Jawablah pertanyaan berikut berdasarkan artikel tentang skema pinjaman APBN untuk daerah.
(a) Peraturan Pemerintah mana yang mengatur skema pinjaman dari APBN kepada Pemda?
(b) Sanksi apa yang dikenakan kepada Pemda yang menunggak pinjaman?
(c) Jalur apa yang cenderung dipilih daerah ketimbang berusaha keras meningkatkan Pendapatan Asli Daerah (PAD)?

■ **Teks Hasil Ekstraksi**:

------------------------------------------------

Skema Utang APBN Tambah Beban untuk Daerah, Ekonom: Otonomi Fiskal Terancam! -->

Header Menu

Skema Utang APBN Tambah Beban untuk Daerah, Ekonom: Otonomi Fiskal Terancam!

Jurnalkitaplus
30/10/25


Jurnalkitaplus – Kebijakan pemerintah pusat yang menawarkan skema pinjaman dari Anggaran Pendapatan dan Belanja Negara (APBN) kepada Pemerintah Daerah (Pemda) pasca-pemangkasan Dana Transfer ke Daerah (TKD) pada APBN 2026 menuai kritik tajam. Meskipun bertujuan menutup celah fiskal daerah, skema yang diatur dalam Peraturan Pemerintah (PP) Nomor 38 Tahun 2025 ini dinilai dapat menambah beban utang dan berujung pada hilangnya otonomi fiskal daerah.


Ancaman Nyata Pemangkasan Dana Transfer


Konsekuensi paling memberatkan bagi Pemda yang menunggak pinjaman adalah adanya sanksi berupa pemotongan jatah Dana Alokasi Umum (DAU) atau Dana Bagi Hasil (DBH). Mekanisme ini berfungsi sebagai jaminan pelunasan utang.


Pandangan yang disoroti mengenai kebijakan itu menyatakan bahwa bagi daerah dengan kemampuan fiskal rendah, skema pinjaman baru dari pusat bukanlah solusi. Lebih lanjut, mereka dinilai rentan terjebak utang yang memberatkan dan akan kehilangan Dana Bagi Hasil (DBH) serta Dana Alokasi Umum (DAU) yang dipangkas sebagai bagian dari mekanisme pelunasan.


Jika DAU dan DBH dipangkas, kewenangan daerah untuk menentukan prioritas belanja publik (seperti pendidikan, kesehatan, dan infrastruktur) akan semakin tergerus karena dana tersebut harus dialokasikan untuk melunasi utang.


Otonomi Fiskal Terkikis, Resentralisasi Menguat


Pengamat ekonomi menilai kebijakan pinjaman ini sebagai upaya sentralisasi kekuasaan fiskal. Otonomi fiskal adalah hak daerah untuk mandiri dalam mengelola pendapatan dan pengeluarannya. Namun, skema utang ini justru mengikis kemandirian tersebut.


Ketergantungan Utang: Pinjaman yang ditawarkan sebagai pengganti TKD memaksa daerah mengubah dana yang seharusnya bersifat hak (transfer) menjadi kewajiban utang. Hal ini membuat daerah cenderung memilih jalur utang yang cepat daripada berusaha keras meningkatkan Pendapatan Asli Daerah (PAD) yang lebih berkelanjutan.


Kendali Belanja Pusat: Adanya ancaman pemotongan DAU/DBH membuat Pemda secara tidak langsung harus memprioritaskan pembayaran utang kepada pusat, yang pada akhirnya mengurangi kebebasan daerah dalam mengalokasikan dananya sesuai dengan kebutuhan masyarakat lokal.

------------------------------------------------

■ **Daftar yang Diberikan**:

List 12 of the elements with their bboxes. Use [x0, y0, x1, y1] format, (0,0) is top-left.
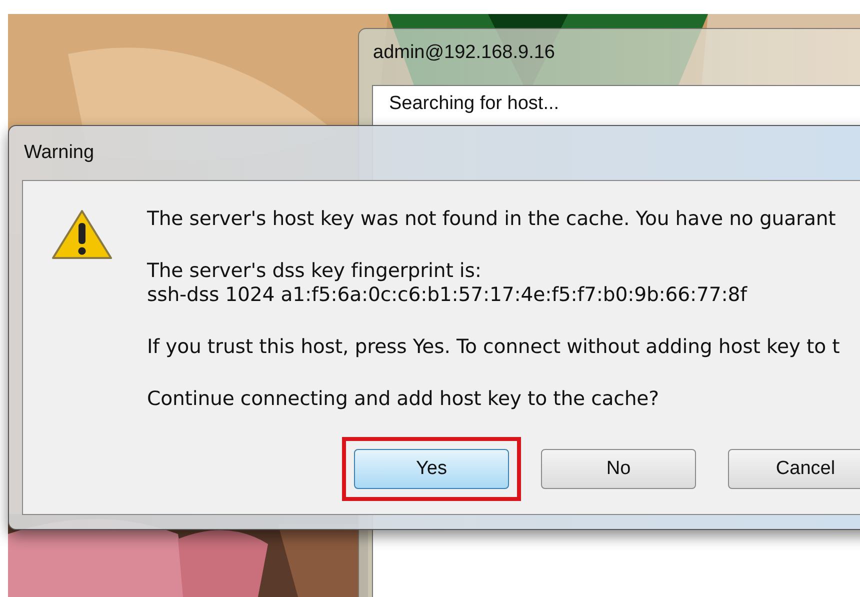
- message-text: The server's dss key fingerprint is:: [147, 259, 482, 283]
- dialog-title: Warning: [24, 142, 94, 164]
- dialog-button[interactable]: No: [541, 449, 696, 489]
- message-text: If you trust this host, press Yes. To connect without adding host key to t: [147, 335, 840, 359]
- status-text: Searching for host...: [388, 92, 560, 115]
- window-title: admin@192.168.9.16: [372, 41, 555, 65]
- message-text: Continue connecting and add host key to the cache?: [147, 387, 659, 411]
- dialog-button[interactable]: Cancel: [728, 449, 860, 489]
- message-text: The server's host key was not found in the cache. You have no guarant: [147, 207, 836, 231]
- warning-icon: [51, 209, 113, 261]
- dialog-button[interactable]: Yes: [354, 449, 509, 489]
- message-text: ssh-dss 1024 a1:f5:6a:0c:c6:b1:57:17:4e:f5:f7:b0:9b:66:77:8f: [147, 283, 747, 307]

------------------------------------------------

■ **Hasil Latihan**:
(a) Skema itu diatur dalam Peraturan Pemerintah (PP) Nomor 38 Tahun 2025.
(b) Sanksinya berupa pemotongan jatah Dana Alokasi Umum (DAU) atau Dana Bagi Hasil (DBH).
(c) Daerah cenderung memilih jalur utang yang cepat.